Your goal:
Identify each line in the records below that contains the word "Aufträge", and copy it.

Task material:
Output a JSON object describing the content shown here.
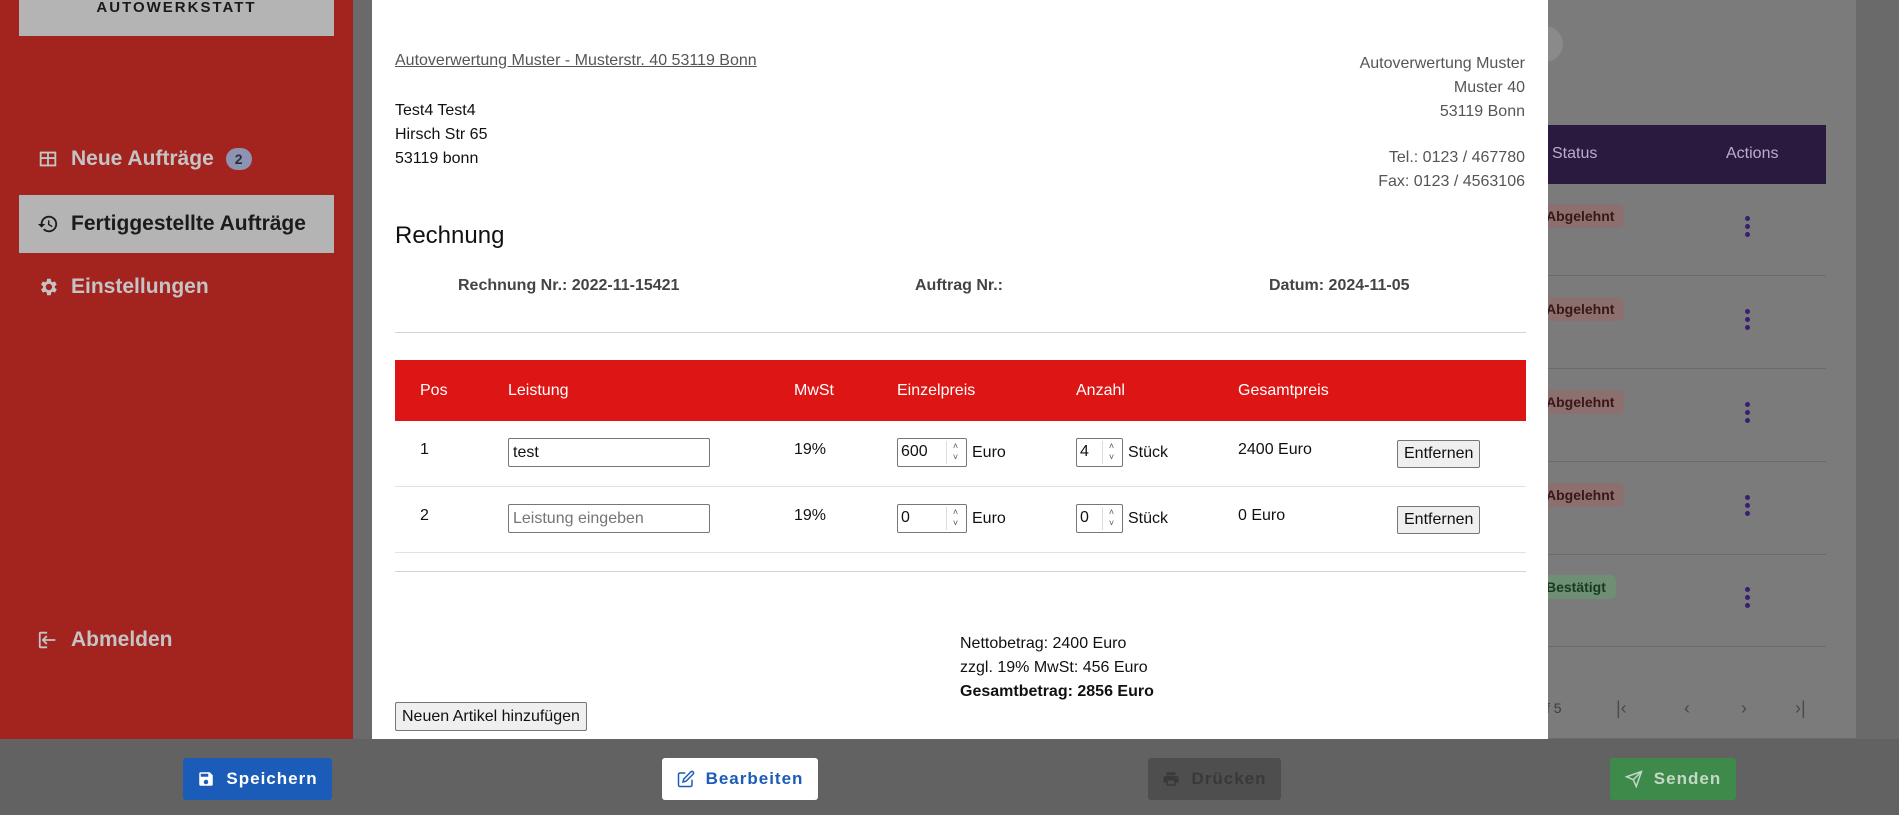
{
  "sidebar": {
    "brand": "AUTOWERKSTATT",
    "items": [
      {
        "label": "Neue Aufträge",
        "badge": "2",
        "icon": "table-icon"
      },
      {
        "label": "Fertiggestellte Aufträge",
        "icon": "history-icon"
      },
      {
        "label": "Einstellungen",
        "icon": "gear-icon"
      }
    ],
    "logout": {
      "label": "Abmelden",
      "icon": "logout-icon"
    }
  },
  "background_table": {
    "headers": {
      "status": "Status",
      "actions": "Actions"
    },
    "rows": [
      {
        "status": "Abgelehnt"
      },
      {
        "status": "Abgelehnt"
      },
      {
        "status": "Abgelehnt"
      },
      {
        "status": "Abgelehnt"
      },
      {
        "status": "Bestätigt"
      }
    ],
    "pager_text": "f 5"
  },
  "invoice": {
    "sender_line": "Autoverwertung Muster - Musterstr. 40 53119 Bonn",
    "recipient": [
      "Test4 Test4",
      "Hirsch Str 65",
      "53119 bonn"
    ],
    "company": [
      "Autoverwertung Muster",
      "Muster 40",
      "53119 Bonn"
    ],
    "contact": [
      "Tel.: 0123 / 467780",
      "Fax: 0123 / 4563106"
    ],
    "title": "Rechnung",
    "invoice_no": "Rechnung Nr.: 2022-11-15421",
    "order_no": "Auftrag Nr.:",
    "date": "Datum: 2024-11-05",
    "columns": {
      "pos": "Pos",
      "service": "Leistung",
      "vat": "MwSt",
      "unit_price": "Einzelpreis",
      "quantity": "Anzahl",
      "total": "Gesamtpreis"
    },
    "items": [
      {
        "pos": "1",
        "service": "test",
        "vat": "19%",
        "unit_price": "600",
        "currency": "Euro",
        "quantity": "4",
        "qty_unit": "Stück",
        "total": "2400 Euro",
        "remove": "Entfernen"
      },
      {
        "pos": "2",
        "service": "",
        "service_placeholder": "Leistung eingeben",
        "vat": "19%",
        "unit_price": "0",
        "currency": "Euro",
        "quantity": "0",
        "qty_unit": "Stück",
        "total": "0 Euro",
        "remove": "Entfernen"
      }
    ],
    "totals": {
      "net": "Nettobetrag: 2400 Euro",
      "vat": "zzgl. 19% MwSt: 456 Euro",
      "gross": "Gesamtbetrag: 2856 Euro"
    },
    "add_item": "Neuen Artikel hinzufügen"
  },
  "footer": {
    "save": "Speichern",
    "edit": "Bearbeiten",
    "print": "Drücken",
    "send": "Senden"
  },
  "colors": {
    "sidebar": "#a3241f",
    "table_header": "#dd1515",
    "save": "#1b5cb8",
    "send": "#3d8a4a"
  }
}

Answer to the exercise:
        "label": "Neue Aufträge",
        "label": "Fertiggestellte Aufträge",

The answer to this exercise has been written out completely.